__Task objective__
Restate all of the data exactly.

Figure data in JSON
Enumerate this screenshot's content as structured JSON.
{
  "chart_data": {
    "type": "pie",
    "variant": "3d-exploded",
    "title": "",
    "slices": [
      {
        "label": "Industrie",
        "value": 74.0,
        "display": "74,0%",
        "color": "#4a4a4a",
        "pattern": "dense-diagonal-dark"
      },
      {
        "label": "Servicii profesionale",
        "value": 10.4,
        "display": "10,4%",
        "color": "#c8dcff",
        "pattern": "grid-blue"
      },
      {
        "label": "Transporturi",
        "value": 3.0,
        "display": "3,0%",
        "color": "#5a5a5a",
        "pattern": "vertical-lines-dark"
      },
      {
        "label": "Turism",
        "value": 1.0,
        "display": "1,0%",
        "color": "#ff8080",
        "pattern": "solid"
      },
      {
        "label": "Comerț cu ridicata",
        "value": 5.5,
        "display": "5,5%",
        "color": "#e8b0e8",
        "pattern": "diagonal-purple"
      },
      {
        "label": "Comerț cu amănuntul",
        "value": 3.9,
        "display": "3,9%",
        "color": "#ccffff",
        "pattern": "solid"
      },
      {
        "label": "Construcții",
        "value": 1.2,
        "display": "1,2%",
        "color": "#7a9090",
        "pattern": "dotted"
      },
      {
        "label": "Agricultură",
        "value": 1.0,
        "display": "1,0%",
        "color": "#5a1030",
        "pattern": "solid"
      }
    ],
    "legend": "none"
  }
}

__Response for this exercise__
Enumerate this screenshot's content as structured JSON.
{
  "chart_data": {
    "type": "pie",
    "variant": "3d-exploded",
    "title": "",
    "slices": [
      {
        "label": "Industrie",
        "value": 74.0,
        "display": "74,0%",
        "color": "#4a4a4a",
        "pattern": "dense-diagonal-dark"
      },
      {
        "label": "Servicii profesionale",
        "value": 10.4,
        "display": "10,4%",
        "color": "#c8dcff",
        "pattern": "grid-blue"
      },
      {
        "label": "Transporturi",
        "value": 3.0,
        "display": "3,0%",
        "color": "#5a5a5a",
        "pattern": "vertical-lines-dark"
      },
      {
        "label": "Turism",
        "value": 1.0,
        "display": "1,0%",
        "color": "#ff8080",
        "pattern": "solid"
      },
      {
        "label": "Comerț cu ridicata",
        "value": 5.5,
        "display": "5,5%",
        "color": "#e8b0e8",
        "pattern": "diagonal-purple"
      },
      {
        "label": "Comerț cu amănuntul",
        "value": 3.9,
        "display": "3,9%",
        "color": "#ccffff",
        "pattern": "solid"
      },
      {
        "label": "Construcții",
        "value": 1.2,
        "display": "1,2%",
        "color": "#7a9090",
        "pattern": "dotted"
      },
      {
        "label": "Agricultură",
        "value": 1.0,
        "display": "1,0%",
        "color": "#5a1030",
        "pattern": "solid"
      }
    ],
    "legend": "none"
  }
}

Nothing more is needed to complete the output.